___ RECORDS SUPPLIED ___

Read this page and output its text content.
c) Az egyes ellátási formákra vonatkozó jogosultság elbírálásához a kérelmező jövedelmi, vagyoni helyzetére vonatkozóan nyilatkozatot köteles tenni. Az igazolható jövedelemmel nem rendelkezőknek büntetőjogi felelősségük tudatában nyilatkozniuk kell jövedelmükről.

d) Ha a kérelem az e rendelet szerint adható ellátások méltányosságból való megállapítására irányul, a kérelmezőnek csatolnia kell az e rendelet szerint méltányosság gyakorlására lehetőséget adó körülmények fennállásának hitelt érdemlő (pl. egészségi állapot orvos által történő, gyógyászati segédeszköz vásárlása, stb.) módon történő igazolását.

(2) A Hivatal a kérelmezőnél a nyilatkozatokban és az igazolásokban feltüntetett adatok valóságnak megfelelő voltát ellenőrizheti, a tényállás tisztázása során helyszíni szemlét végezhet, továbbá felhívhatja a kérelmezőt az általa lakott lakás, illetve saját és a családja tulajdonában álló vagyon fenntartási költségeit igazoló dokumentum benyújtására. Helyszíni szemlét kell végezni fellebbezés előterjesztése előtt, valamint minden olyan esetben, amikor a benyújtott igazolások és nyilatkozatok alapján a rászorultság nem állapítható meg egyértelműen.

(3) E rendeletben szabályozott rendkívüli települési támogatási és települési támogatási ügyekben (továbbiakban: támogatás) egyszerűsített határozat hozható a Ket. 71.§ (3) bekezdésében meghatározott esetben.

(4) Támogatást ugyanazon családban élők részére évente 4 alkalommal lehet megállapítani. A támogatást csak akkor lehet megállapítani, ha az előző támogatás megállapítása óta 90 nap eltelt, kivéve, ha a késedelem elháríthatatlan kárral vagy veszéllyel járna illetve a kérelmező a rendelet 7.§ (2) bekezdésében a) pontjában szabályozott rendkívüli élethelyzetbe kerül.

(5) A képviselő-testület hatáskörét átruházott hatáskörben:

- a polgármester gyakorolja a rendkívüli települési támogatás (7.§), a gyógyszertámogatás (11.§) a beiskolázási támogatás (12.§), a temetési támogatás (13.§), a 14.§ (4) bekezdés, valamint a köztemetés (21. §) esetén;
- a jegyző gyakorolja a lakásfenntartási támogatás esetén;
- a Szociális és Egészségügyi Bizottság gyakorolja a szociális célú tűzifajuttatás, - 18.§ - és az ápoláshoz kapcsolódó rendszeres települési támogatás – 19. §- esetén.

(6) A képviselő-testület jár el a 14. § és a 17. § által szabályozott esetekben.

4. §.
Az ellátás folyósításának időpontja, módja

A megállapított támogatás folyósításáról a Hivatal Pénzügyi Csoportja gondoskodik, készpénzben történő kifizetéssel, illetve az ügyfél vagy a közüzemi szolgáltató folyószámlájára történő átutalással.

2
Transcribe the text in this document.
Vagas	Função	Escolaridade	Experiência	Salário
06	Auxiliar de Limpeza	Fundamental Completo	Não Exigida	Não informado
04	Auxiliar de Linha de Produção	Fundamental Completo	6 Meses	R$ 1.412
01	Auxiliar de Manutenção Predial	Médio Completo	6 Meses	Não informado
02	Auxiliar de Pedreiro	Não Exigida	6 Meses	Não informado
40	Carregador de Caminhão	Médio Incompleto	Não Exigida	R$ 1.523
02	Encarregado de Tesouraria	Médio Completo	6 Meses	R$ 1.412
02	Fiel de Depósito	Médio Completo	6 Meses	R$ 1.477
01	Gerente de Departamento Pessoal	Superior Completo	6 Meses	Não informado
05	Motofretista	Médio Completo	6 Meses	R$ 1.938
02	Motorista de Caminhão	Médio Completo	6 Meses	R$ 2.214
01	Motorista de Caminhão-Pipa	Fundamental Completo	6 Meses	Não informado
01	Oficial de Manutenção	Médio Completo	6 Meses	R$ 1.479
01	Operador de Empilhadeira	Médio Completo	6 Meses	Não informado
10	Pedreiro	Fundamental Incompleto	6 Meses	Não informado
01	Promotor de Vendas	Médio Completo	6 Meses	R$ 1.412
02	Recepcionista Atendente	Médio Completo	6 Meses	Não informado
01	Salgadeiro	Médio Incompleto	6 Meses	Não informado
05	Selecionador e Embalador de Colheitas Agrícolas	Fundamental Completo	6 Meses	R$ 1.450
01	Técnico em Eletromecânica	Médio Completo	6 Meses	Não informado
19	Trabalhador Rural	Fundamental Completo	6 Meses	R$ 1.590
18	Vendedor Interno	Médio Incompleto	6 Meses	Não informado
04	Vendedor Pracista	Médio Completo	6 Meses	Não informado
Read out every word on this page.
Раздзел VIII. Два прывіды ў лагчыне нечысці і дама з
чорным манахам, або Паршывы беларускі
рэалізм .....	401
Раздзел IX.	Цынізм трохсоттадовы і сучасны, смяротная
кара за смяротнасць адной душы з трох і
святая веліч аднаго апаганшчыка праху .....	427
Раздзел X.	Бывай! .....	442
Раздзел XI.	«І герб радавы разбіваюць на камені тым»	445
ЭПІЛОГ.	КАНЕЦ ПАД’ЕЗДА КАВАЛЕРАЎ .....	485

___

▶ _TO DO_
Transcribe every line of the data, exactly as it stands.

▶ _TASK SOLUTION_
Read this page and output its text content.
c) Az egyes ellátási formákra vonatkozó jogosultság elbírálásához a kérelmező jövedelmi, vagyoni helyzetére vonatkozóan nyilatkozatot köteles tenni. Az igazolható jövedelemmel nem rendelkezőknek büntetőjogi felelősségük tudatában nyilatkozniuk kell jövedelmükről.

d) Ha a kérelem az e rendelet szerint adható ellátások méltányosságból való megállapítására irányul, a kérelmezőnek csatolnia kell az e rendelet szerint méltányosság gyakorlására lehetőséget adó körülmények fennállásának hitelt érdemlő (pl. egészségi állapot orvos által történő, gyógyászati segédeszköz vásárlása, stb.) módon történő igazolását.

(2) A Hivatal a kérelmezőnél a nyilatkozatokban és az igazolásokban feltüntetett adatok valóságnak megfelelő voltát ellenőrizheti, a tényállás tisztázása során helyszíni szemlét végezhet, továbbá felhívhatja a kérelmezőt az általa lakott lakás, illetve saját és a családja tulajdonában álló vagyon fenntartási költségeit igazoló dokumentum benyújtására. Helyszíni szemlét kell végezni fellebbezés előterjesztése előtt, valamint minden olyan esetben, amikor a benyújtott igazolások és nyilatkozatok alapján a rászorultság nem állapítható meg egyértelműen.

(3) E rendeletben szabályozott rendkívüli települési támogatási és települési támogatási ügyekben (továbbiakban: támogatás) egyszerűsített határozat hozható a Ket. 71.§ (3) bekezdésében meghatározott esetben.

(4) Támogatást ugyanazon családban élők részére évente 4 alkalommal lehet megállapítani. A támogatást csak akkor lehet megállapítani, ha az előző támogatás megállapítása óta 90 nap eltelt, kivéve, ha a késedelem elháríthatatlan kárral vagy veszéllyel járna illetve a kérelmező a rendelet 7.§ (2) bekezdésében a) pontjában szabályozott rendkívüli élethelyzetbe kerül.

(5) A képviselő-testület hatáskörét átruházott hatáskörben:

- a polgármester gyakorolja a rendkívüli települési támogatás (7.§), a gyógyszertámogatás (11.§) a beiskolázási támogatás (12.§), a temetési támogatás (13.§), a 14.§ (4) bekezdés, valamint a köztemetés (21. §) esetén;
- a jegyző gyakorolja a lakásfenntartási támogatás esetén;
- a Szociális és Egészségügyi Bizottság gyakorolja a szociális célú tűzifajuttatás, - 18.§ - és az ápoláshoz kapcsolódó rendszeres települési támogatás – 19. §- esetén.

(6) A képviselő-testület jár el a 14. § és a 17. § által szabályozott esetekben.

4. §.
Az ellátás folyósításának időpontja, módja

A megállapított támogatás folyósításáról a Hivatal Pénzügyi Csoportja gondoskodik, készpénzben történő kifizetéssel, illetve az ügyfél vagy a közüzemi szolgáltató folyószámlájára történő átutalással.

2
Transcribe the text in this document.
Vagas	Função	Escolaridade	Experiência	Salário
06	Auxiliar de Limpeza	Fundamental Completo	Não Exigida	Não informado
04	Auxiliar de Linha de Produção	Fundamental Completo	6 Meses	R$ 1.412
01	Auxiliar de Manutenção Predial	Médio Completo	6 Meses	Não informado
02	Auxiliar de Pedreiro	Não Exigida	6 Meses	Não informado
40	Carregador de Caminhão	Médio Incompleto	Não Exigida	R$ 1.523
02	Encarregado de Tesouraria	Médio Completo	6 Meses	R$ 1.412
02	Fiel de Depósito	Médio Completo	6 Meses	R$ 1.477
01	Gerente de Departamento Pessoal	Superior Completo	6 Meses	Não informado
05	Motofretista	Médio Completo	6 Meses	R$ 1.938
02	Motorista de Caminhão	Médio Completo	6 Meses	R$ 2.214
01	Motorista de Caminhão-Pipa	Fundamental Completo	6 Meses	Não informado
01	Oficial de Manutenção	Médio Completo	6 Meses	R$ 1.479
01	Operador de Empilhadeira	Médio Completo	6 Meses	Não informado
10	Pedreiro	Fundamental Incompleto	6 Meses	Não informado
01	Promotor de Vendas	Médio Completo	6 Meses	R$ 1.412
02	Recepcionista Atendente	Médio Completo	6 Meses	Não informado
01	Salgadeiro	Médio Incompleto	6 Meses	Não informado
05	Selecionador e Embalador de Colheitas Agrícolas	Fundamental Completo	6 Meses	R$ 1.450
01	Técnico em Eletromecânica	Médio Completo	6 Meses	Não informado
19	Trabalhador Rural	Fundamental Completo	6 Meses	R$ 1.590
18	Vendedor Interno	Médio Incompleto	6 Meses	Não informado
04	Vendedor Pracista	Médio Completo	6 Meses	Não informado
Read out every word on this page.
Раздзел VIII. Два прывіды ў лагчыне нечысці і дама з
чорным манахам, або Паршывы беларускі
рэалізм .....	401
Раздзел IX.	Цынізм трохсоттадовы і сучасны, смяротная
кара за смяротнасць адной душы з трох і
святая веліч аднаго апаганшчыка праху .....	427
Раздзел X.	Бывай! .....	442
Раздзел XI.	«І герб радавы разбіваюць на камені тым»	445
ЭПІЛОГ.	КАНЕЦ ПАД’ЕЗДА КАВАЛЕРАЎ .....	485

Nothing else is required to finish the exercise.